◆ **Extracted records**:
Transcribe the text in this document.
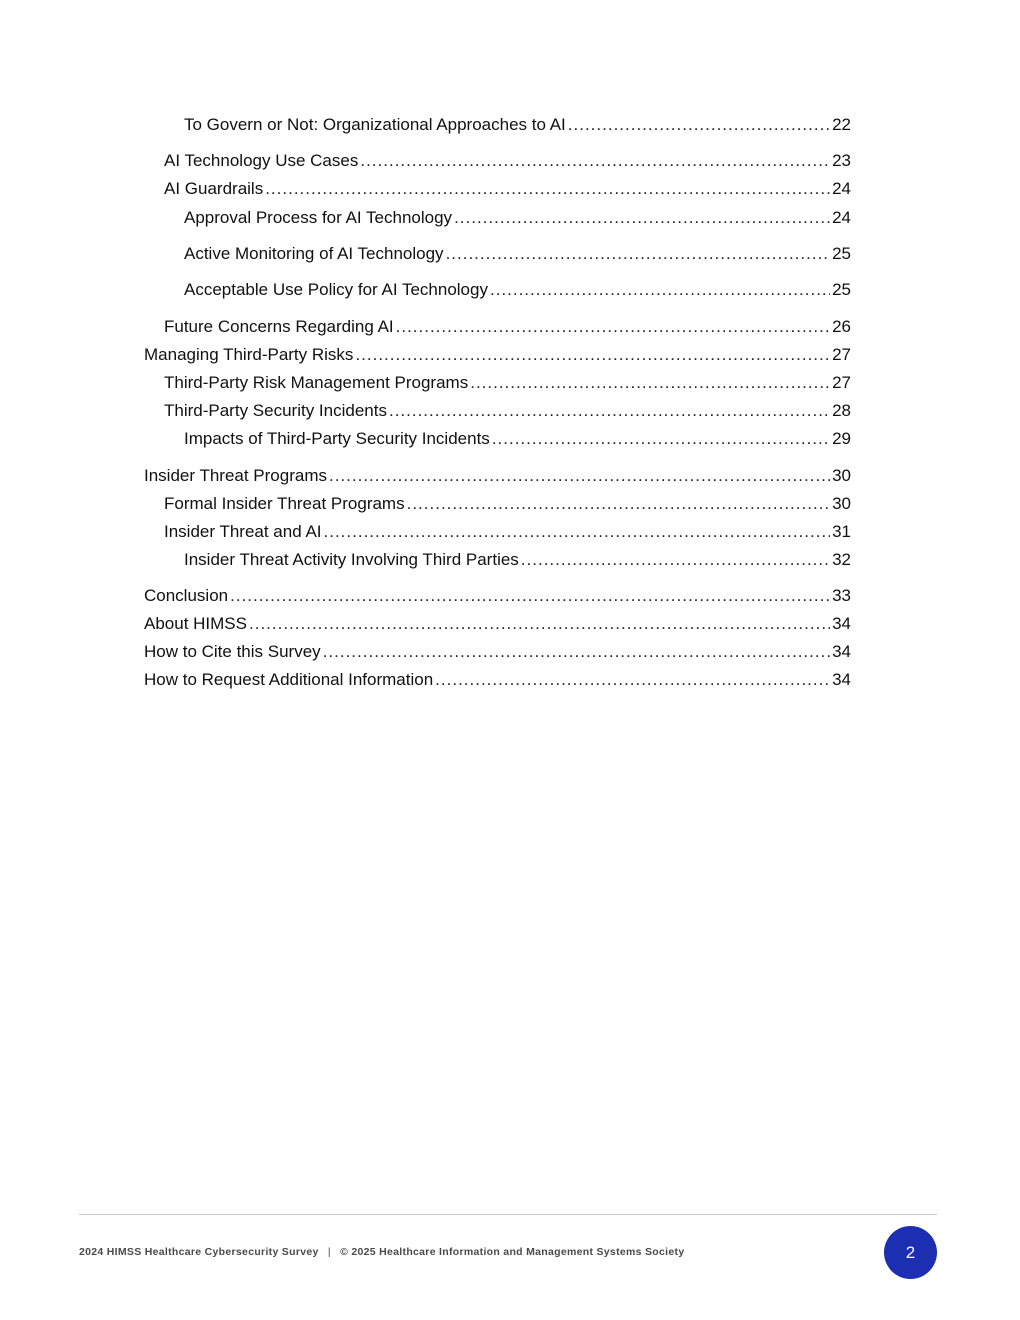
To Govern or Not: Organizational Approaches to AI .....	22
AI Technology Use Cases .....	23
AI Guardrails .....	24
Approval Process for AI Technology .....	24
Active Monitoring of AI Technology .....	25
Acceptable Use Policy for AI Technology .....	25
Future Concerns Regarding AI .....	26
Managing Third-Party Risks .....	27
Third-Party Risk Management Programs .....	27
Third-Party Security Incidents .....	28
Impacts of Third-Party Security Incidents .....	29
Insider Threat Programs .....	30
Formal Insider Threat Programs .....	30
Insider Threat and AI .....	31
Insider Threat Activity Involving Third Parties .....	32
Conclusion .....	33
About HIMSS .....	34
How to Cite this Survey .....	34
How to Request Additional Information .....	34
2024 HIMSS Healthcare Cybersecurity Survey | © 2025 Healthcare Information and Management Systems Society	2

◆ **Requirements**:
Give the data above again in full and unchanged, skipping the pictures.

◆ **Written response**:
Transcribe the text in this document.
To Govern or Not: Organizational Approaches to AI .....	22
AI Technology Use Cases .....	23
AI Guardrails .....	24
Approval Process for AI Technology .....	24
Active Monitoring of AI Technology .....	25
Acceptable Use Policy for AI Technology .....	25
Future Concerns Regarding AI .....	26
Managing Third-Party Risks .....	27
Third-Party Risk Management Programs .....	27
Third-Party Security Incidents .....	28
Impacts of Third-Party Security Incidents .....	29
Insider Threat Programs .....	30
Formal Insider Threat Programs .....	30
Insider Threat and AI .....	31
Insider Threat Activity Involving Third Parties .....	32
Conclusion .....	33
About HIMSS .....	34
How to Cite this Survey .....	34
How to Request Additional Information .....	34
2024 HIMSS Healthcare Cybersecurity Survey | © 2025 Healthcare Information and Management Systems Society	2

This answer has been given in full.